■ TEXTO MOSTRADO:
☆ ☆ ☆

Diego
Pérez Ordóñez
Las adictivas páginas de Rubem Fonseca (Juiz
de Fora, Minas Gerais, 1925) suelen incluir una procesión de personajes de
lo más rocambolescos: prostitutas de alto vuelo que atienden a sus usuarios con
todos los detalles que el servicio al cliente exige, políticos podridos que
honran a la perfección a la industria mafiosa más importante del mundo,
empresarios e industriales de dudosa catadura moral, amantes insatisfechas que
planean crímenes atroces, coleccionistas de arte con suntuosos departamentos en
la avenida Atlántica de Copacabana, un abogado criminalista con ínfulas de
detective epicúreo y aficionado a los vinos portugueses, sicarios civilizados
(sic) que estudian y se perfeccionan en la maestría de matar, policías poco
eficaces y tímidos para el trabajo que filtran información sobre sus
investigaciones, elegantes choferes comprometidos con los delitos de sus
empleadores, señores de sociedad, bronceadas y rubias, que juegan tenis y
boxeadores del bajo mundo, complicados en apuestas y peleas arregladas, por
ejemplo. Sin embargo, lejos de ser literatura puramente policial, la obra de
Fonseca implica la verdadera arquitectura de un universo disidente, de un
universo de sutil denuncia del mundo desquiciado de hoy, del mundo delirante
por el dinero, aturdido por la política y dominado por la violencia y por el
miedo.
El
asesinato como pieza de museo
En sus intentos por cimentar una estética de
la violencia Fonseca es heredero y sucesor de Thomas de Quincey, el inglés que
publicó en el siglo XIX “Del Asesinato
Considerado Como una de las Bellas Artes”, un cáustica tentativa por darle
carácter ornamental y decorativo al delito, sobre la base de un discurso
académico ficticio pronunciado en un club de caballeros de Londres, para
analizar y ensalzar las virtudes y las características artísticas del crimen.

☆ ☆ ☆

■ TAREAS REQUERIDAS:
1. Según el texto sobre Rubem Fonseca, ¿de qué autor inglés es Fonseca heredero y sucesor en sus intentos por cimentar una estética de la violencia?
2. Retoma el texto sobre Rubem Fonseca y continúalo a partir de su última oración.

(Registros de recuadros etiquetados)
☆ ☆ ☆

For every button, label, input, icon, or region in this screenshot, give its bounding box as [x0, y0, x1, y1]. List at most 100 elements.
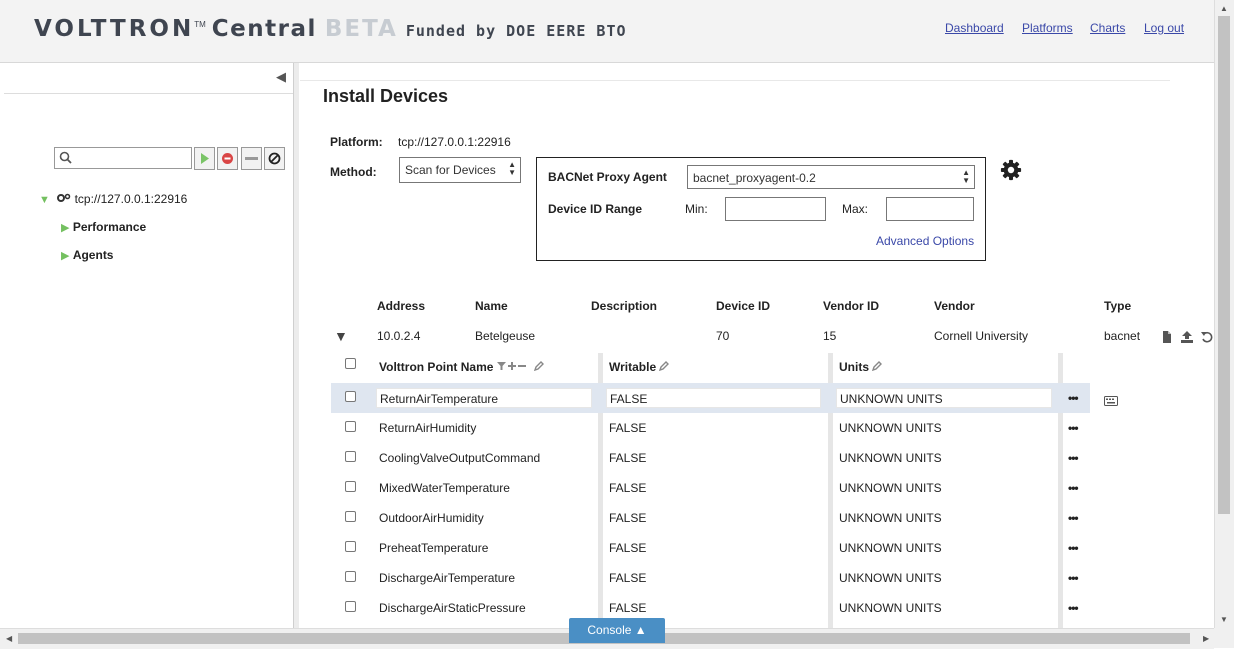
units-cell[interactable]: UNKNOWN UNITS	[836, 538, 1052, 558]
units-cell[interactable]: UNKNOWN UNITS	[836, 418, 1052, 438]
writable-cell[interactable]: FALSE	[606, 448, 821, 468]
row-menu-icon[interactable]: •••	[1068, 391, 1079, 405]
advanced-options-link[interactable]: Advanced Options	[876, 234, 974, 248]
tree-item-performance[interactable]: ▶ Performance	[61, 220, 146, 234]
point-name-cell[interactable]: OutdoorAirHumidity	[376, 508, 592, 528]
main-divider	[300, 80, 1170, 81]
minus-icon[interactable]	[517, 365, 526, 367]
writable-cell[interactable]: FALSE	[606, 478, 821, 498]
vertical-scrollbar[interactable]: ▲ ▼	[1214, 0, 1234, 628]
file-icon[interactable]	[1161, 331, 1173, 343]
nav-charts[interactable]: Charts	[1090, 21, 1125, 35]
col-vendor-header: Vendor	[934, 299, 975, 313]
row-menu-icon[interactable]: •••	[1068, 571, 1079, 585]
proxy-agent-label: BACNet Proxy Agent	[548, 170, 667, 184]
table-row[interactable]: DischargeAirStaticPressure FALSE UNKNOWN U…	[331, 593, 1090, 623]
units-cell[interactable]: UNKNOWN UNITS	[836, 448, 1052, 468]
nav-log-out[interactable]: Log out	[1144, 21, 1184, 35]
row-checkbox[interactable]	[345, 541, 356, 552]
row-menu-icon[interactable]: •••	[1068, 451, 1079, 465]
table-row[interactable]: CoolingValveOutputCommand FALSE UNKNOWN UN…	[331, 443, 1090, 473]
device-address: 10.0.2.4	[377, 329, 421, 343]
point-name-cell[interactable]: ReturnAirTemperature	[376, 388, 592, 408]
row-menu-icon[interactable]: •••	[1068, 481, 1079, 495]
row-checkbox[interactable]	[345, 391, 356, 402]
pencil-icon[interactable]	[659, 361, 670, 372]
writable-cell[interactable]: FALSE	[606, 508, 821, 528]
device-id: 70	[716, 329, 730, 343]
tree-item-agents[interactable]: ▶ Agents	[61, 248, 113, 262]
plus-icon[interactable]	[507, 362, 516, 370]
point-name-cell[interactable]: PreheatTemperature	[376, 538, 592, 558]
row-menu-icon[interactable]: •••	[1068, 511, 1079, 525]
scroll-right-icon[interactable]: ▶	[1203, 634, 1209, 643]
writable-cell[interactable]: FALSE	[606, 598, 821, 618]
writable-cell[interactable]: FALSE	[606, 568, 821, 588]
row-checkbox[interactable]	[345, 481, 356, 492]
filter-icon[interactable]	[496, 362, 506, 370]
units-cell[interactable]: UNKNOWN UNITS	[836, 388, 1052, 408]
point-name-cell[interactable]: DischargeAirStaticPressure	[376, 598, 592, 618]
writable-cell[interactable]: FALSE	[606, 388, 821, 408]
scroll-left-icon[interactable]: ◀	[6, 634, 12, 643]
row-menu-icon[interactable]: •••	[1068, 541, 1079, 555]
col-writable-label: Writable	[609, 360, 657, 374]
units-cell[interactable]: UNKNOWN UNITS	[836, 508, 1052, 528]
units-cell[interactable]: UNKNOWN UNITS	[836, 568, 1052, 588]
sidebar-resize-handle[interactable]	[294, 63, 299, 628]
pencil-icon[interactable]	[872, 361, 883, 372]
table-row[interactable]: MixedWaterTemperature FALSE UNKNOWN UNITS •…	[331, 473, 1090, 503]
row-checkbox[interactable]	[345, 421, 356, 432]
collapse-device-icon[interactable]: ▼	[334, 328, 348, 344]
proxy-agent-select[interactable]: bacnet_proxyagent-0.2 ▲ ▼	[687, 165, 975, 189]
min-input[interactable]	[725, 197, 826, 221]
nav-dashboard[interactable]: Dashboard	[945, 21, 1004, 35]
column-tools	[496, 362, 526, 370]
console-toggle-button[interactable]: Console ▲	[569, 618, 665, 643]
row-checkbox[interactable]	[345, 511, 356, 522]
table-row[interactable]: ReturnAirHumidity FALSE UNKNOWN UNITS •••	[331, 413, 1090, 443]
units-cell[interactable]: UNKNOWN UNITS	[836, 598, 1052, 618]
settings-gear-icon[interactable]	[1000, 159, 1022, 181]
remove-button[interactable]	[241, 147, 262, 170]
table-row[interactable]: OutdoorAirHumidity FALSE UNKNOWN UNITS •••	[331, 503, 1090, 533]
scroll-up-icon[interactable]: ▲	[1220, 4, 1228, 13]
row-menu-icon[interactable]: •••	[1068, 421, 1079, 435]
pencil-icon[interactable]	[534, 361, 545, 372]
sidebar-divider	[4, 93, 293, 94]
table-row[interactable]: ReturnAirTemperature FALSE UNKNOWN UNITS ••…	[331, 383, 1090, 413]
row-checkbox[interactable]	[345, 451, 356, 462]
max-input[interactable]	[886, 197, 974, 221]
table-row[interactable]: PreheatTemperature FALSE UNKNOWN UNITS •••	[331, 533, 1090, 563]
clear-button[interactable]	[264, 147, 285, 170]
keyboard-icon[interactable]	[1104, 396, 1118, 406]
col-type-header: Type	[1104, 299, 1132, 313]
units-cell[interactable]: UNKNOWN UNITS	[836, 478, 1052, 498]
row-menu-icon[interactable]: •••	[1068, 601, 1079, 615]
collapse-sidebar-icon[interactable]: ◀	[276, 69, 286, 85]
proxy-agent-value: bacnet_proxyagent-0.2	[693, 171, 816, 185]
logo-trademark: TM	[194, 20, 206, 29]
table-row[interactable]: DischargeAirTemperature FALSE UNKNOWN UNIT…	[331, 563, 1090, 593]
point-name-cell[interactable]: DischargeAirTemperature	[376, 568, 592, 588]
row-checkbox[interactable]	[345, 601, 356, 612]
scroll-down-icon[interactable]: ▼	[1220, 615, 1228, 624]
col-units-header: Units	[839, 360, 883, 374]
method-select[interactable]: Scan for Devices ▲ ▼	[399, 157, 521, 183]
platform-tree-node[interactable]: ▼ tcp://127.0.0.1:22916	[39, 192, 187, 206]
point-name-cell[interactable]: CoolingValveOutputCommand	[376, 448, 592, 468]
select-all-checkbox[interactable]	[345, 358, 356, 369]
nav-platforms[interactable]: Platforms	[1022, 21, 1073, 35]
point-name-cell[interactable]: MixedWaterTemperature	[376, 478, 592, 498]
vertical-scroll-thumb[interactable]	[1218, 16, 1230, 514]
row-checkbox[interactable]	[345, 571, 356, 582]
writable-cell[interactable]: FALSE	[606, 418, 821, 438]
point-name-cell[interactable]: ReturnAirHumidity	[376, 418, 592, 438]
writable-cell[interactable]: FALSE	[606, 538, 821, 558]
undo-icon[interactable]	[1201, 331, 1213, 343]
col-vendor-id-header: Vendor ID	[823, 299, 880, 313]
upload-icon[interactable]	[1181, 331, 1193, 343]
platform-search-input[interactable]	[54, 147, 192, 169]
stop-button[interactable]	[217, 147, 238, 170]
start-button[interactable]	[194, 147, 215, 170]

☆ ☆ ☆

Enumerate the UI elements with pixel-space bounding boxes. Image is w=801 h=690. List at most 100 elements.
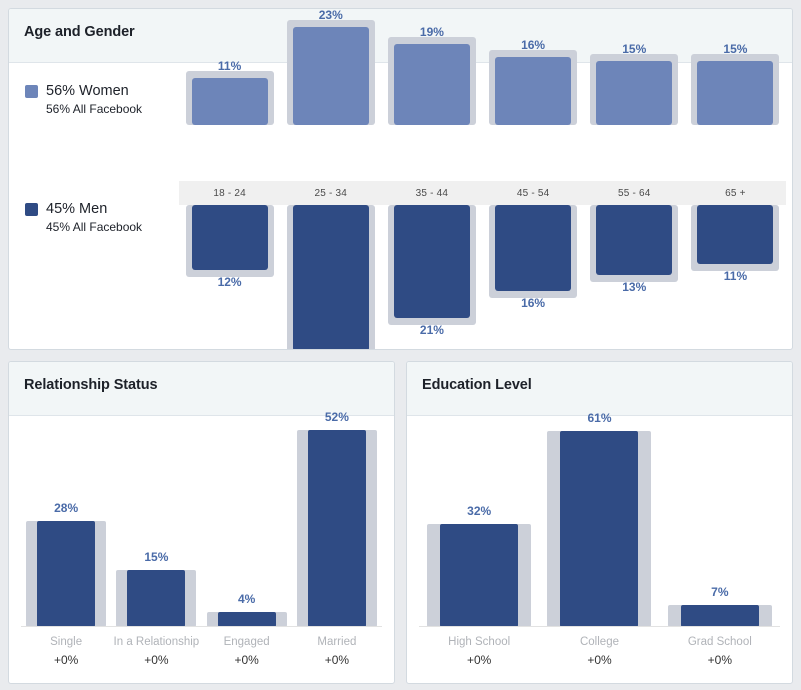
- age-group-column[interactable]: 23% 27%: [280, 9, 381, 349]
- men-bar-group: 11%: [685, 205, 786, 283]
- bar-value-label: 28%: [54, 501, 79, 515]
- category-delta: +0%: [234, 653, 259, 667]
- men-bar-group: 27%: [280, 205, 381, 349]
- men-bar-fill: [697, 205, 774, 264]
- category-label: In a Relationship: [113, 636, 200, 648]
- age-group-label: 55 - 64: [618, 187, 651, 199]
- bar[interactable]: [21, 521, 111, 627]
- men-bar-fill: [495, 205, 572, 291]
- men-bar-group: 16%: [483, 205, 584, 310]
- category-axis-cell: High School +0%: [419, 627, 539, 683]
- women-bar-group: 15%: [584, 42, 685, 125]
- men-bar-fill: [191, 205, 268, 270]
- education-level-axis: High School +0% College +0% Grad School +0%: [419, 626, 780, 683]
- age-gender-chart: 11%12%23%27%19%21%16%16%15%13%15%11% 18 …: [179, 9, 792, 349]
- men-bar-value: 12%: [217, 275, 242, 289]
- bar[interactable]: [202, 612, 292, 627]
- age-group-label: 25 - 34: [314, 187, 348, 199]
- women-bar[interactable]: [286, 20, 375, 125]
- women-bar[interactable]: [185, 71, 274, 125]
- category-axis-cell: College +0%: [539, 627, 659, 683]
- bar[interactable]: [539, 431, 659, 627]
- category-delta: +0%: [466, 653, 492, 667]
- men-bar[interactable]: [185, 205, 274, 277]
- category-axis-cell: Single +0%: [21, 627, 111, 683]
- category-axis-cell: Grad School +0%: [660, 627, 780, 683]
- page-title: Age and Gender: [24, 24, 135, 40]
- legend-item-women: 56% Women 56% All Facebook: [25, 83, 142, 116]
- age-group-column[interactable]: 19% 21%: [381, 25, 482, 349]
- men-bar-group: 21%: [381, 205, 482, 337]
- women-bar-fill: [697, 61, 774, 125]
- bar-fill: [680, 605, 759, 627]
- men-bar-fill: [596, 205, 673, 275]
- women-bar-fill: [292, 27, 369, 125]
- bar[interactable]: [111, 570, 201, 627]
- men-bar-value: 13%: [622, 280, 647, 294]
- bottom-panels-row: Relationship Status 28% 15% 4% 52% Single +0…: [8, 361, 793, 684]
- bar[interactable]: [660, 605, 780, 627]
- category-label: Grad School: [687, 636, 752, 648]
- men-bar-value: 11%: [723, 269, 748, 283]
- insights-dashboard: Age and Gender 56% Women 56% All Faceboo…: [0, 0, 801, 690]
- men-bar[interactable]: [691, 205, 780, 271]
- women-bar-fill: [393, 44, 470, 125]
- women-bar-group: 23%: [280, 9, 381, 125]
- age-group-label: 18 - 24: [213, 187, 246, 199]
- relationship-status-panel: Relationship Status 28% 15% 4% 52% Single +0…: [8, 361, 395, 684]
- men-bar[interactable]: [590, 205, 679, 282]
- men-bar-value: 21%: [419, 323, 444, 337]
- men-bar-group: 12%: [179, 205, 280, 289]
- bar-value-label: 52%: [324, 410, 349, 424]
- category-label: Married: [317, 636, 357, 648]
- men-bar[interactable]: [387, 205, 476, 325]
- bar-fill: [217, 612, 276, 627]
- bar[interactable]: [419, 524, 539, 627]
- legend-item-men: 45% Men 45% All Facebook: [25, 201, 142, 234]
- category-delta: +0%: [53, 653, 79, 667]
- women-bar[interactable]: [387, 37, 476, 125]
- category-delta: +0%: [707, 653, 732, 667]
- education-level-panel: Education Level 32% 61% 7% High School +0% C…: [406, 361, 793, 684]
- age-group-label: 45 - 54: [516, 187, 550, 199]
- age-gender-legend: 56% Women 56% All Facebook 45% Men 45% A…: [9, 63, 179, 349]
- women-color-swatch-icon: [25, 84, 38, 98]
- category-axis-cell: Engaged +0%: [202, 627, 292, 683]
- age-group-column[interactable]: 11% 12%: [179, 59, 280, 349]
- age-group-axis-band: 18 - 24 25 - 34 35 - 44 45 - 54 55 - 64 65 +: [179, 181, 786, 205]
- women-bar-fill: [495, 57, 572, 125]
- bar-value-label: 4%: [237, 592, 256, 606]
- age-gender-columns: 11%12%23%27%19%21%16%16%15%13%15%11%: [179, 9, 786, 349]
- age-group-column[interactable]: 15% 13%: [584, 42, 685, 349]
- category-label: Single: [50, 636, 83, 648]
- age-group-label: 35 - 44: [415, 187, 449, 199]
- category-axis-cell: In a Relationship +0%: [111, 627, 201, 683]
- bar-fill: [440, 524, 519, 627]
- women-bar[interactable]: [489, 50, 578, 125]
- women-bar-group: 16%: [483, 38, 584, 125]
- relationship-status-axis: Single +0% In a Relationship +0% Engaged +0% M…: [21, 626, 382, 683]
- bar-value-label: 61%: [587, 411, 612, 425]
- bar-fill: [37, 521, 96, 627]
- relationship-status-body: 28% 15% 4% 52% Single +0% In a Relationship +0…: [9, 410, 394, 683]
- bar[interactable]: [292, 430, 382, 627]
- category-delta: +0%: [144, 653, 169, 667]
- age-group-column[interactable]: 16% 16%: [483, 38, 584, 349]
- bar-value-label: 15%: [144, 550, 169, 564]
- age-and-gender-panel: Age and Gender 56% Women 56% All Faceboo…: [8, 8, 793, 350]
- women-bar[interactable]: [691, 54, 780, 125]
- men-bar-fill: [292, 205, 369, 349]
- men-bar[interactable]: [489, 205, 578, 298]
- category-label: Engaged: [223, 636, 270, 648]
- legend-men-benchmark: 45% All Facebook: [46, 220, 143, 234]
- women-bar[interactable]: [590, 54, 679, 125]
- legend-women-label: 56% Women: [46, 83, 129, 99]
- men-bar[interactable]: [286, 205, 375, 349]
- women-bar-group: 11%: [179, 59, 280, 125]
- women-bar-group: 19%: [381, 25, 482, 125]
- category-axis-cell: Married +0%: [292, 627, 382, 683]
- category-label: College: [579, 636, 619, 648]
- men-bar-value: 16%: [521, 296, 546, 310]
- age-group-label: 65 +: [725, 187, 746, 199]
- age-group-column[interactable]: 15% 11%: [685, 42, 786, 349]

☆ ☆ ☆

■ RESPUESTAS POR TAREA:
1. De Thomas de Quincey.

2.
Una especie de sociedad de amigos de la belleza del crimen, un club temático de
esos que los ingleses adoran (no nos olvidemos que en Londres hay clubes para
viajeros, para actores, para liberales, para conservadores, para los que
sirvieron en la India y para los que juegan cricket). No tengo constancia ni
forma de probar que Fonseca haya leído a De Quincey, pero la columna vertebral
puede ser bastante parecida, darle pinceladas al crimen, encumbrarlo como una
actividad en la que la ética no necesariamente es blanca o negra, poner en
evidencia lo que pasa bajo nuestras narices pero que nos negamos a procesar. No
digo que la literatura de Fonseca sea de denuncia, realista, ni nada que se le
parezca, pero sí sostengo que una de sus claves es que él sí se atreve a decir
lo que nadie más se atreve a decir y a volcar con su mente exquisita en las
páginas.
El maestro en su hábitat |
En sus intentos por crear cuentos directos,
que te agarran por la yugular y no te sueltan, con frases cortas y punzantes,
Fonseca reclama con justicia el título de heredero de ese Chéjov tan básico e
influyente para, por ejemplo, la maquinaria creativa de Julio Ramón Ribeyro: “La lectura de Chéjov, de sus deliciosos
cuentos, ha despertado en mí una vieja veta creadora que creía agotada: la del
relato lineal, vivo, vívido sobre todo, rico en diálogo, exento de frases y de
análisis. Este fin de semana he sido invadido por un torrente de ideas que me
poseen y me fatigan. Temas para los que no veía solución literaria me han
parecido más que nunca fácilmente gobernables.” (“La
Tentación del Fracaso”, 2003, Barcelona, Seix-Barral, Pág. 163) También
es usufructuario de la economía del lenguaje de los cuentos de Hemingway, de la
ficción a veces impredecible pero siempre en dinámica, sobre la que el
estadounidense hace rato opinó que: “A
veces te sabes la historia. A veces te la inventas a medida que avanzas y no
tienes idea cómo va a salir. Todo cambia a medida que se mueve. Eso es lo que
hace al movimiento que a su vez hace el cuento. A veces el movimiento es tan
lento que parece que no lo hubiera (movimiento). Pero siempre hay cambio y siempre hay movimiento.” (En
el número 18 de “Paris Review”, Nueva York, invierno de 1958) Sí,
en los austeros y casi siempre parcos cuentos de Rubem Fonseca siempre hay
movimiento, pero se trata las más de las veces de movimiento frenético, de
movimiento delirante. Y también está la incertidumbre de la que habla
Hemingway, pero en el caso del brasileño no se trata de la clásica pregunta de
quién mató a quién, de quién es el culpable del asesinato, sino la carencia de
finales felices. No hay siquiera una fina línea entre buenos y malos. Y, claro,
esa es la incertidumbre.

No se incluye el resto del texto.